Problem details >>
Tally the lines holding "glyph" and state only that figure.

☆ ☆ ☆ ☆

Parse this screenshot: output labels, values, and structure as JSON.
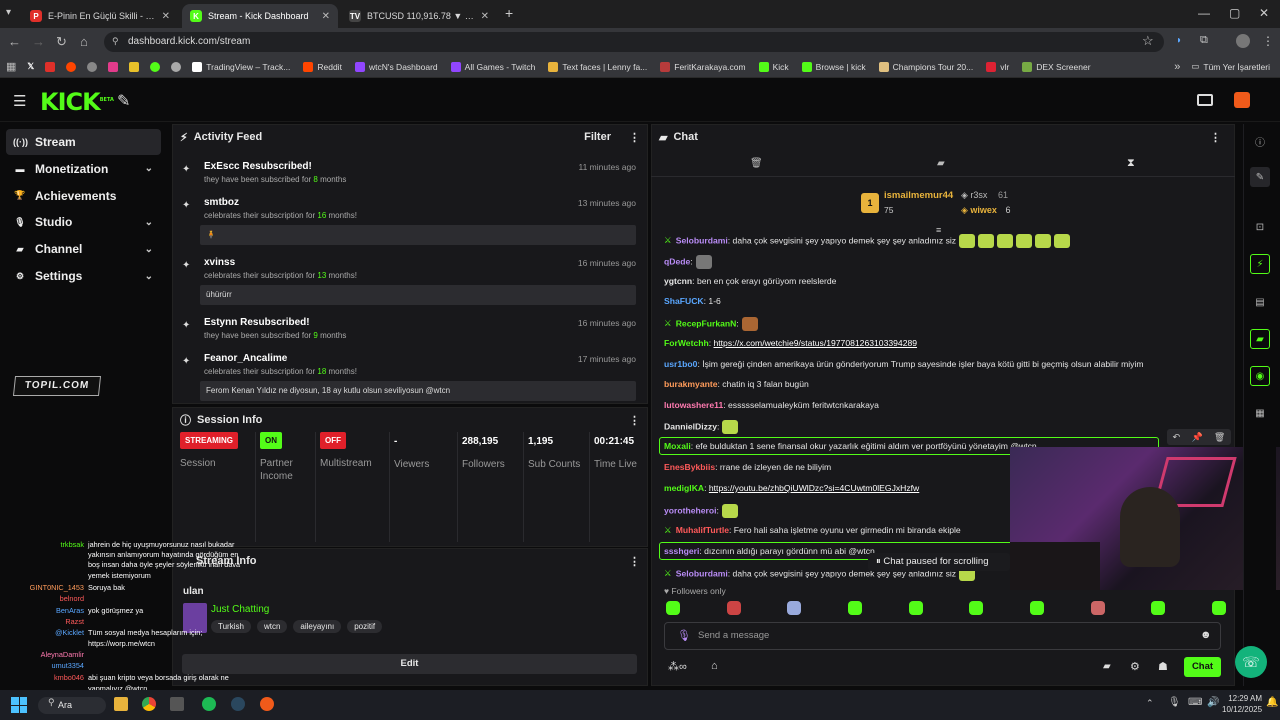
{
  "browser": {
    "tabs": [
      {
        "label": "E-Pinin En Güçlü Skilli - Pindirim",
        "icon_color": "#e0302a",
        "icon": "P",
        "active": false
      },
      {
        "label": "Stream - Kick Dashboard",
        "icon_color": "#53fc18",
        "icon": "K",
        "active": true
      },
      {
        "label": "BTCUSD 110,916.78 ▼ -1.83% ...",
        "icon_color": "#444",
        "icon": "TV",
        "active": false
      }
    ],
    "new_tab": "+",
    "url": "dashboard.kick.com/stream",
    "bookmarks": [
      "TradingView – Track...",
      "Reddit",
      "wtcN's Dashboard",
      "All Games - Twitch",
      "Text faces | Lenny fa...",
      "FeritKarakaya.com",
      "Kick",
      "Browse | kick",
      "Champions Tour 20...",
      "vlr",
      "DEX Screener"
    ],
    "bookmark_colors": [
      "#fff",
      "#ff4500",
      "#9146ff",
      "#9146ff",
      "#e8b33c",
      "#b73b3b",
      "#53fc18",
      "#53fc18",
      "#e0c080",
      "#d23",
      "#7a4"
    ],
    "bookmarks_folder": "Tüm Yer İşaretleri"
  },
  "kick": {
    "logo": "KICK",
    "logo_sup": "BETA",
    "accent": "#53fc18"
  },
  "sidebar": {
    "items": [
      {
        "label": "Stream",
        "icon": "broadcast-icon",
        "glyph": "((·))",
        "chevron": false,
        "selected": true
      },
      {
        "label": "Monetization",
        "icon": "money-icon",
        "glyph": "▬",
        "chevron": true,
        "selected": false
      },
      {
        "label": "Achievements",
        "icon": "trophy-icon",
        "glyph": "🏆",
        "chevron": false,
        "selected": false
      },
      {
        "label": "Studio",
        "icon": "mic-icon",
        "glyph": "🎙",
        "chevron": true,
        "selected": false
      },
      {
        "label": "Channel",
        "icon": "chat-icon",
        "glyph": "▰",
        "chevron": true,
        "selected": false
      },
      {
        "label": "Settings",
        "icon": "gear-icon",
        "glyph": "⚙",
        "chevron": true,
        "selected": false
      }
    ],
    "watermark": "TOPIL.COM"
  },
  "activity": {
    "title": "Activity Feed",
    "filter": "Filter",
    "items": [
      {
        "name": "ExEscc Resubscribed!",
        "pre": "they have been subscribed for ",
        "num": "8",
        "post": " months",
        "time": "11 minutes ago",
        "msg": ""
      },
      {
        "name": "smtboz",
        "pre": "celebrates their subscription for ",
        "num": "16",
        "post": " months!",
        "time": "13 minutes ago",
        "msg": "🧍"
      },
      {
        "name": "xvinss",
        "pre": "celebrates their subscription for ",
        "num": "13",
        "post": " months!",
        "time": "16 minutes ago",
        "msg": "ühürürr"
      },
      {
        "name": "Estynn Resubscribed!",
        "pre": "they have been subscribed for ",
        "num": "9",
        "post": " months",
        "time": "16 minutes ago",
        "msg": ""
      },
      {
        "name": "Feanor_Ancalime",
        "pre": "celebrates their subscription for ",
        "num": "18",
        "post": " months!",
        "time": "17 minutes ago",
        "msg": "Ferom Kenan Yıldız ne diyosun, 18 ay kutlu olsun seviliyosun @wtcn"
      }
    ]
  },
  "session": {
    "title": "Session Info",
    "cells": [
      {
        "value": "STREAMING",
        "value_type": "badge",
        "badge_bg": "#e0202a",
        "badge_fg": "#fff",
        "label": "Session"
      },
      {
        "value": "ON",
        "value_type": "badge",
        "badge_bg": "#53fc18",
        "badge_fg": "#111",
        "label": "Partner Income"
      },
      {
        "value": "OFF",
        "value_type": "badge",
        "badge_bg": "#e0202a",
        "badge_fg": "#fff",
        "label": "Multistream"
      },
      {
        "value": "-",
        "value_type": "text",
        "label": "Viewers"
      },
      {
        "value": "288,195",
        "value_type": "text",
        "label": "Followers"
      },
      {
        "value": "1,195",
        "value_type": "text",
        "label": "Sub Counts"
      },
      {
        "value": "00:21:45",
        "value_type": "text",
        "label": "Time Live"
      }
    ]
  },
  "stream_info": {
    "title": "Stream Info",
    "stream_title": "ulan",
    "category": "Just Chatting",
    "tags": [
      "Turkish",
      "wtcn",
      "aileyayını",
      "pozitif"
    ],
    "edit": "Edit"
  },
  "chat": {
    "title": "Chat",
    "leaderboard": [
      {
        "rank": "1",
        "name": "ismailmemur44",
        "score": "75"
      },
      {
        "name": "r3sx",
        "score": "61"
      },
      {
        "name": "wiwex",
        "score": "6"
      }
    ],
    "messages": [
      {
        "user": "Seloburdami",
        "color": "#b98cf6",
        "text": ": daha çok sevgisini şey yapıyo demek şey şey anladınız siz",
        "mod": true,
        "emotes": 6
      },
      {
        "user": "qDede",
        "color": "#b98cf6",
        "text": ":",
        "emotes": 1,
        "emote_color": "#777"
      },
      {
        "user": "ygtcnn",
        "color": "#e5e5e5",
        "text": ": ben en çok erayı görüyom reelslerde"
      },
      {
        "user": "ShaFUCK",
        "color": "#5aa7ff",
        "text": ": 1-6"
      },
      {
        "user": "RecepFurkanN",
        "color": "#53fc18",
        "text": ":",
        "mod": true,
        "emotes": 1,
        "emote_color": "#a63"
      },
      {
        "user": "ForWetchh",
        "color": "#53fc18",
        "text": ": ",
        "link": "https://x.com/wetchie9/status/1977081263103394289"
      },
      {
        "user": "usr1bo0",
        "color": "#5aa7ff",
        "text": ": İşim gereği çinden amerikaya ürün gönderiyorum Trump sayesinde işler baya kötü gitti bi geçmiş olsun alabilir miyim"
      },
      {
        "user": "burakmyante",
        "color": "#ff9b5a",
        "text": ": chatin iq 3 falan bugün"
      },
      {
        "user": "lutowashere11",
        "color": "#ff7ab0",
        "text": ": essssselamualeyküm feritwtcnkarakaya"
      },
      {
        "user": "DannielDizzy",
        "color": "#e5e5e5",
        "text": ":",
        "emotes": 1
      },
      {
        "user": "Moxali",
        "color": "#53fc18",
        "text": ": efe bulduktan 1 sene finansal okur yazarlık eğitimi aldım ver portföyünü yönetayim @wtcn",
        "highlight": true
      },
      {
        "user": "EnesBykbiis",
        "color": "#ff5a5a",
        "text": ": rrane de izleyen de ne biliyim"
      },
      {
        "user": "mediglKA",
        "color": "#53fc18",
        "text": ": ",
        "link": "https://youtu.be/zhbQiUWlDzc?si=4CUwtm0lEGJxHzfw"
      },
      {
        "user": "yorotheheroi",
        "color": "#b98cf6",
        "text": ":",
        "emotes": 1
      },
      {
        "user": "MuhalifTurtle",
        "color": "#ff5a5a",
        "text": ": Fero hali saha işletme oyunu ver girmedin mi biranda ekiple",
        "mod": true
      },
      {
        "user": "ssshgeri",
        "color": "#b98cf6",
        "text": ": dızcının aldığı parayı gördünn mü abi @wtcn",
        "highlight": true
      },
      {
        "user": "Seloburdami",
        "color": "#b98cf6",
        "text": ": daha çok sevgisini şey yapıyo demek şey şey anladınız siz",
        "mod": true,
        "emotes": 1
      }
    ],
    "paused": "Chat paused for scrolling",
    "followers_only": "Followers only",
    "input_placeholder": "Send a message",
    "send": "Chat"
  },
  "overlay_chat": [
    {
      "u": "trkbsak",
      "c": "#53fc18",
      "t": "jahrein de hiç uyuşmuyorsunuz nasıl bukadar"
    },
    {
      "u": "",
      "c": "#fff",
      "t": "yakınsın anlamıyorum hayatında gördüğüm en"
    },
    {
      "u": "",
      "c": "#fff",
      "t": "boş insan daha öyle şeyler söylenikti inan dava"
    },
    {
      "u": "",
      "c": "#fff",
      "t": "yemek istemiyorum"
    },
    {
      "u": "GINT0NIC_1453",
      "c": "#ff9b5a",
      "t": "Soruya bak"
    },
    {
      "u": "belnord",
      "c": "#ff5a5a",
      "t": ""
    },
    {
      "u": "BenAras",
      "c": "#5aa7ff",
      "t": "yok görüşmez ya"
    },
    {
      "u": "Razst",
      "c": "#ff5a5a",
      "t": ""
    },
    {
      "u": "@Kicklet",
      "c": "#5aa7ff",
      "t": "Tüm sosyal medya hesaplarım için;"
    },
    {
      "u": "",
      "c": "#fff",
      "t": "https://worp.me/wtcn"
    },
    {
      "u": "AleynaDamlir",
      "c": "#ff7ab0",
      "t": ""
    },
    {
      "u": "umut3354",
      "c": "#5aa7ff",
      "t": ""
    },
    {
      "u": "kmbo046",
      "c": "#ff5a5a",
      "t": "abi şuan kripto veya borsada giriş olarak ne"
    },
    {
      "u": "",
      "c": "#fff",
      "t": "yapmalıyız @wtcn"
    },
    {
      "u": "",
      "c": "#fff",
      "t": "soruları muhatap al mustafalar makarna"
    }
  ],
  "taskbar": {
    "search": "Ara",
    "time": "12:29 AM",
    "date": "10/12/2025"
  }
}
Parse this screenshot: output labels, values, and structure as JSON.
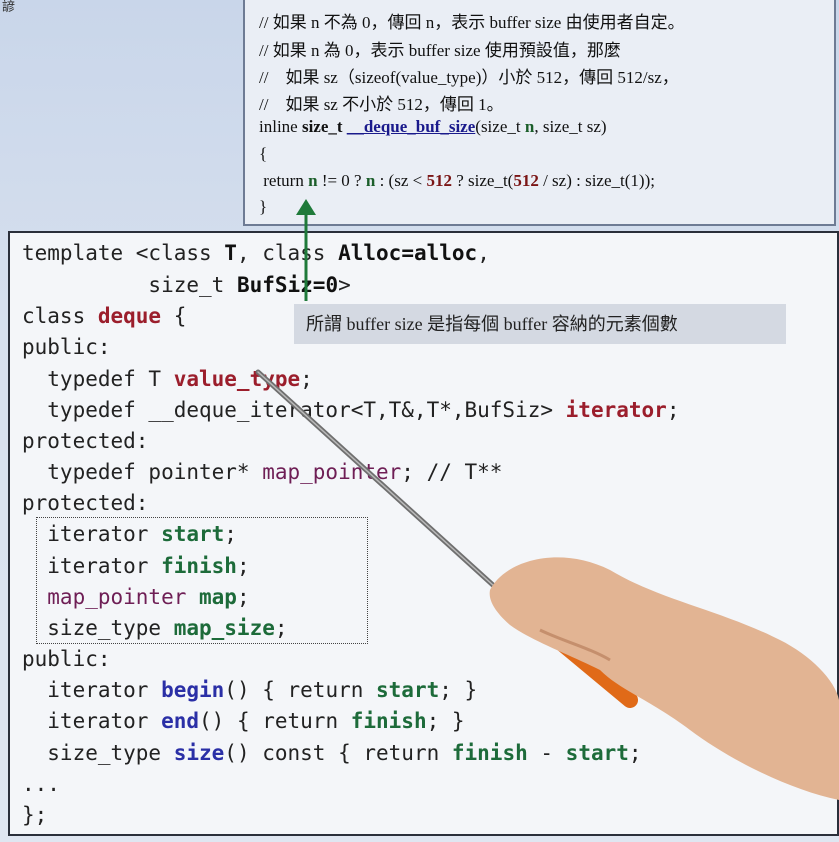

☆ ☆ ☆ ☆

Completed exercise >>
6